Dataset excerpt:

☆ ☆ ☆ ☆ ☆ ☆ ☆

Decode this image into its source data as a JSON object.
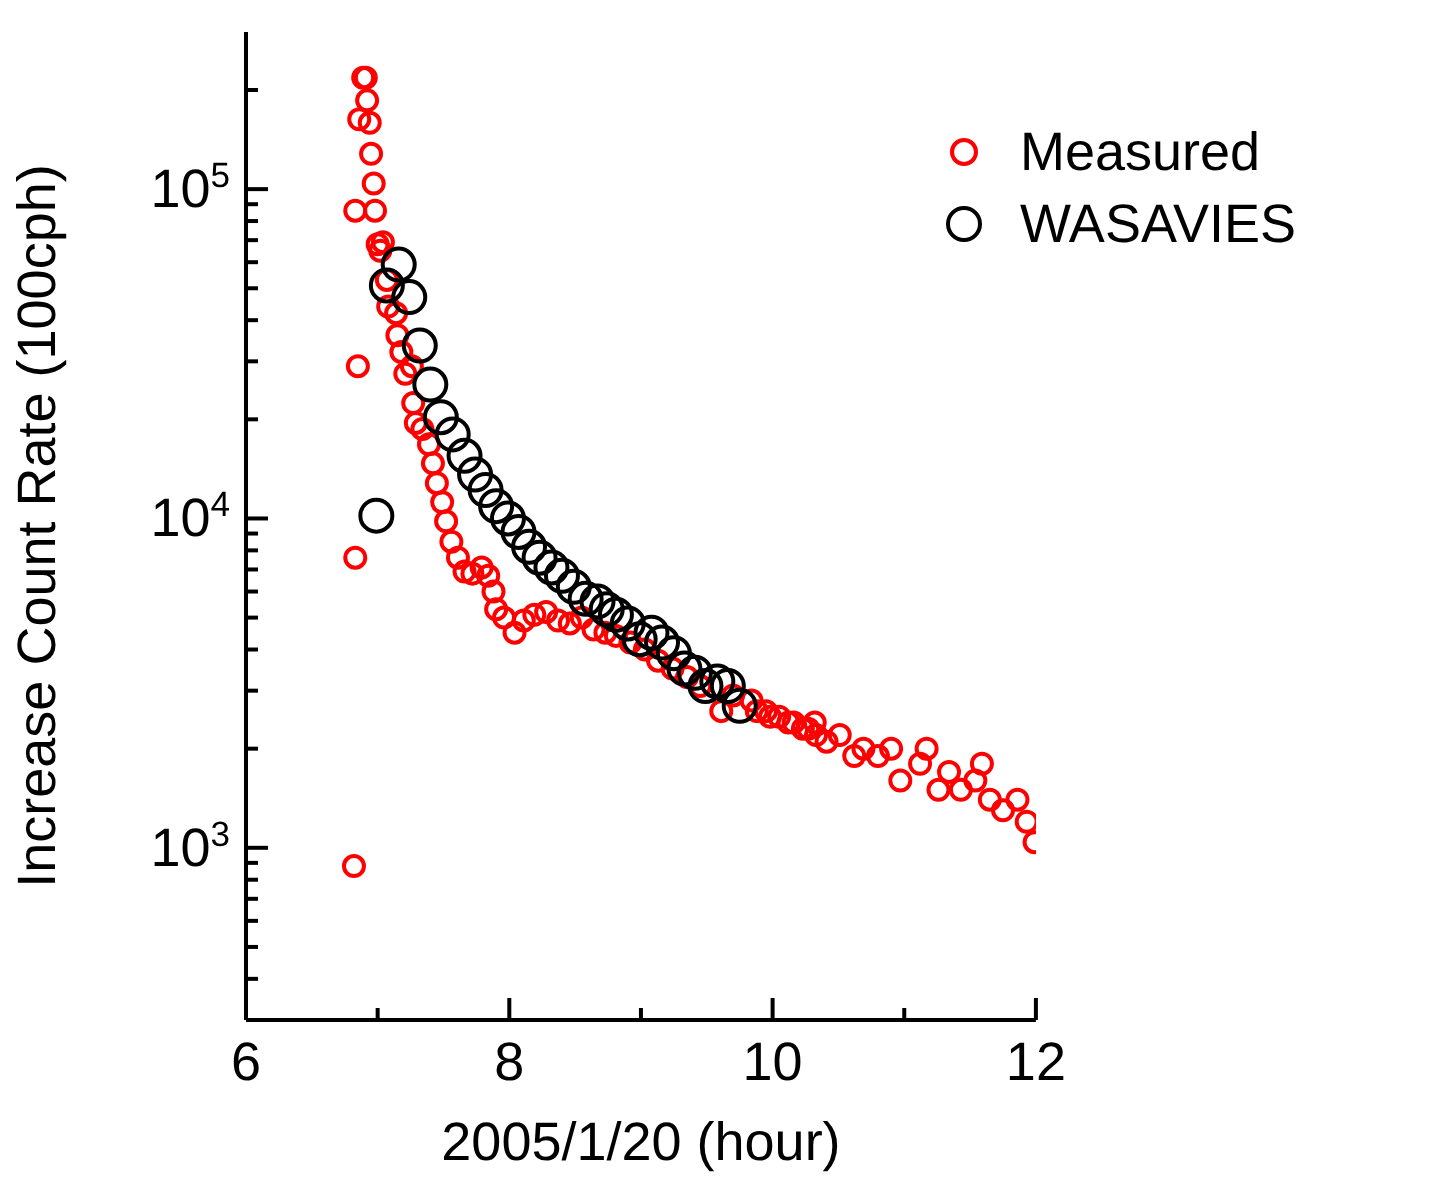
{
  "chart_data": {
    "type": "scatter",
    "xlabel": "2005/1/20 (hour)",
    "ylabel": "Increase Count Rate (100cph)",
    "log": "y",
    "marker": "circle",
    "legend": "top right",
    "grid": false,
    "xlim": [
      6,
      12
    ],
    "xticks": [
      6,
      {
        "value": 7,
        "label": null
      },
      8,
      {
        "value": 9,
        "label": null
      },
      10,
      {
        "value": 11,
        "label": null
      },
      12
    ],
    "ylim": [
      300,
      300000
    ],
    "yticks": [
      {
        "value": 400,
        "label": null
      },
      {
        "value": 500,
        "label": null
      },
      {
        "value": 600,
        "label": null
      },
      {
        "value": 700,
        "label": null
      },
      {
        "value": 800,
        "label": null
      },
      {
        "value": 900,
        "label": null
      },
      {
        "value": 1000,
        "label": "10$^{3}$"
      },
      {
        "value": 2000,
        "label": null
      },
      {
        "value": 3000,
        "label": null
      },
      {
        "value": 4000,
        "label": null
      },
      {
        "value": 5000,
        "label": null
      },
      {
        "value": 6000,
        "label": null
      },
      {
        "value": 7000,
        "label": null
      },
      {
        "value": 8000,
        "label": null
      },
      {
        "value": 9000,
        "label": null
      },
      {
        "value": 10000,
        "label": "10$^{4}$"
      },
      {
        "value": 20000,
        "label": null
      },
      {
        "value": 30000,
        "label": null
      },
      {
        "value": 40000,
        "label": null
      },
      {
        "value": 50000,
        "label": null
      },
      {
        "value": 60000,
        "label": null
      },
      {
        "value": 70000,
        "label": null
      },
      {
        "value": 80000,
        "label": null
      },
      {
        "value": 90000,
        "label": null
      },
      {
        "value": 100000,
        "label": "10$^{5}$"
      },
      {
        "value": 200000,
        "label": null
      }
    ],
    "series": [
      {
        "name": "Measured",
        "color": "#ff0000",
        "x": [
          6.82,
          6.83,
          6.83,
          6.85,
          6.86,
          6.89,
          6.91,
          6.92,
          6.94,
          6.95,
          6.97,
          6.98,
          7.0,
          7.02,
          7.04,
          7.07,
          7.08,
          7.14,
          7.15,
          7.18,
          7.21,
          7.26,
          7.27,
          7.29,
          7.34,
          7.39,
          7.42,
          7.45,
          7.49,
          7.52,
          7.56,
          7.61,
          7.66,
          7.72,
          7.79,
          7.84,
          7.88,
          7.9,
          7.96,
          8.04,
          8.11,
          8.19,
          8.28,
          8.37,
          8.46,
          8.55,
          8.64,
          8.73,
          8.81,
          8.92,
          9.03,
          9.13,
          9.24,
          9.35,
          9.45,
          9.61,
          9.7,
          9.84,
          9.88,
          9.95,
          9.98,
          10.05,
          10.12,
          10.16,
          10.23,
          10.27,
          10.32,
          10.33,
          10.41,
          10.51,
          10.62,
          10.69,
          10.8,
          10.9,
          10.97,
          11.12,
          11.17,
          11.26,
          11.34,
          11.43,
          11.54,
          11.59,
          11.65,
          11.75,
          11.86,
          11.93,
          11.99
        ],
        "values": [
          880,
          7600,
          86000,
          29000,
          163000,
          218000,
          218000,
          186000,
          159000,
          128000,
          104000,
          86000,
          68000,
          65000,
          69000,
          53000,
          44000,
          42000,
          36000,
          32000,
          27500,
          29000,
          22400,
          19500,
          18700,
          16800,
          14700,
          12800,
          11200,
          9800,
          8500,
          7600,
          6900,
          6800,
          7100,
          6700,
          6000,
          5300,
          5000,
          4500,
          4900,
          5100,
          5200,
          4900,
          4800,
          5000,
          4600,
          4500,
          4400,
          4200,
          4000,
          3700,
          3500,
          3300,
          3100,
          2600,
          2900,
          2800,
          2600,
          2600,
          2500,
          2500,
          2400,
          2400,
          2300,
          2300,
          2400,
          2200,
          2100,
          2200,
          1900,
          2000,
          1900,
          2000,
          1600,
          1800,
          2000,
          1500,
          1700,
          1500,
          1600,
          1800,
          1400,
          1300,
          1400,
          1200,
          1040
        ]
      },
      {
        "name": "WASAVIES",
        "color": "#000000",
        "x": [
          6.99,
          7.07,
          7.16,
          7.24,
          7.32,
          7.4,
          7.48,
          7.57,
          7.66,
          7.74,
          7.82,
          7.9,
          7.99,
          8.07,
          8.15,
          8.23,
          8.32,
          8.4,
          8.49,
          8.58,
          8.67,
          8.74,
          8.81,
          8.9,
          8.99,
          9.08,
          9.16,
          9.25,
          9.33,
          9.41,
          9.49,
          9.58,
          9.66,
          9.75
        ],
        "values": [
          10200,
          51000,
          59000,
          47000,
          33500,
          25500,
          20300,
          18000,
          15500,
          13600,
          12200,
          10900,
          10000,
          9100,
          8200,
          7600,
          7100,
          6700,
          6200,
          5700,
          5600,
          5300,
          5100,
          4800,
          4300,
          4500,
          4200,
          3900,
          3500,
          3400,
          3100,
          3200,
          3100,
          2700
        ]
      }
    ]
  }
}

☆ ☆ ☆ ☆ ☆ ☆ ☆

Will you set down the records word for word while leaving out every picture?

Decode this image into its source data as a JSON object.
{
  "chart_data": {
    "type": "scatter",
    "xlabel": "2005/1/20 (hour)",
    "ylabel": "Increase Count Rate (100cph)",
    "log": "y",
    "marker": "circle",
    "legend": "top right",
    "grid": false,
    "xlim": [
      6,
      12
    ],
    "xticks": [
      6,
      {
        "value": 7,
        "label": null
      },
      8,
      {
        "value": 9,
        "label": null
      },
      10,
      {
        "value": 11,
        "label": null
      },
      12
    ],
    "ylim": [
      300,
      300000
    ],
    "yticks": [
      {
        "value": 400,
        "label": null
      },
      {
        "value": 500,
        "label": null
      },
      {
        "value": 600,
        "label": null
      },
      {
        "value": 700,
        "label": null
      },
      {
        "value": 800,
        "label": null
      },
      {
        "value": 900,
        "label": null
      },
      {
        "value": 1000,
        "label": "10$^{3}$"
      },
      {
        "value": 2000,
        "label": null
      },
      {
        "value": 3000,
        "label": null
      },
      {
        "value": 4000,
        "label": null
      },
      {
        "value": 5000,
        "label": null
      },
      {
        "value": 6000,
        "label": null
      },
      {
        "value": 7000,
        "label": null
      },
      {
        "value": 8000,
        "label": null
      },
      {
        "value": 9000,
        "label": null
      },
      {
        "value": 10000,
        "label": "10$^{4}$"
      },
      {
        "value": 20000,
        "label": null
      },
      {
        "value": 30000,
        "label": null
      },
      {
        "value": 40000,
        "label": null
      },
      {
        "value": 50000,
        "label": null
      },
      {
        "value": 60000,
        "label": null
      },
      {
        "value": 70000,
        "label": null
      },
      {
        "value": 80000,
        "label": null
      },
      {
        "value": 90000,
        "label": null
      },
      {
        "value": 100000,
        "label": "10$^{5}$"
      },
      {
        "value": 200000,
        "label": null
      }
    ],
    "series": [
      {
        "name": "Measured",
        "color": "#ff0000",
        "x": [
          6.82,
          6.83,
          6.83,
          6.85,
          6.86,
          6.89,
          6.91,
          6.92,
          6.94,
          6.95,
          6.97,
          6.98,
          7.0,
          7.02,
          7.04,
          7.07,
          7.08,
          7.14,
          7.15,
          7.18,
          7.21,
          7.26,
          7.27,
          7.29,
          7.34,
          7.39,
          7.42,
          7.45,
          7.49,
          7.52,
          7.56,
          7.61,
          7.66,
          7.72,
          7.79,
          7.84,
          7.88,
          7.9,
          7.96,
          8.04,
          8.11,
          8.19,
          8.28,
          8.37,
          8.46,
          8.55,
          8.64,
          8.73,
          8.81,
          8.92,
          9.03,
          9.13,
          9.24,
          9.35,
          9.45,
          9.61,
          9.7,
          9.84,
          9.88,
          9.95,
          9.98,
          10.05,
          10.12,
          10.16,
          10.23,
          10.27,
          10.32,
          10.33,
          10.41,
          10.51,
          10.62,
          10.69,
          10.8,
          10.9,
          10.97,
          11.12,
          11.17,
          11.26,
          11.34,
          11.43,
          11.54,
          11.59,
          11.65,
          11.75,
          11.86,
          11.93,
          11.99
        ],
        "values": [
          880,
          7600,
          86000,
          29000,
          163000,
          218000,
          218000,
          186000,
          159000,
          128000,
          104000,
          86000,
          68000,
          65000,
          69000,
          53000,
          44000,
          42000,
          36000,
          32000,
          27500,
          29000,
          22400,
          19500,
          18700,
          16800,
          14700,
          12800,
          11200,
          9800,
          8500,
          7600,
          6900,
          6800,
          7100,
          6700,
          6000,
          5300,
          5000,
          4500,
          4900,
          5100,
          5200,
          4900,
          4800,
          5000,
          4600,
          4500,
          4400,
          4200,
          4000,
          3700,
          3500,
          3300,
          3100,
          2600,
          2900,
          2800,
          2600,
          2600,
          2500,
          2500,
          2400,
          2400,
          2300,
          2300,
          2400,
          2200,
          2100,
          2200,
          1900,
          2000,
          1900,
          2000,
          1600,
          1800,
          2000,
          1500,
          1700,
          1500,
          1600,
          1800,
          1400,
          1300,
          1400,
          1200,
          1040
        ]
      },
      {
        "name": "WASAVIES",
        "color": "#000000",
        "x": [
          6.99,
          7.07,
          7.16,
          7.24,
          7.32,
          7.4,
          7.48,
          7.57,
          7.66,
          7.74,
          7.82,
          7.9,
          7.99,
          8.07,
          8.15,
          8.23,
          8.32,
          8.4,
          8.49,
          8.58,
          8.67,
          8.74,
          8.81,
          8.9,
          8.99,
          9.08,
          9.16,
          9.25,
          9.33,
          9.41,
          9.49,
          9.58,
          9.66,
          9.75
        ],
        "values": [
          10200,
          51000,
          59000,
          47000,
          33500,
          25500,
          20300,
          18000,
          15500,
          13600,
          12200,
          10900,
          10000,
          9100,
          8200,
          7600,
          7100,
          6700,
          6200,
          5700,
          5600,
          5300,
          5100,
          4800,
          4300,
          4500,
          4200,
          3900,
          3500,
          3400,
          3100,
          3200,
          3100,
          2700
        ]
      }
    ]
  }
}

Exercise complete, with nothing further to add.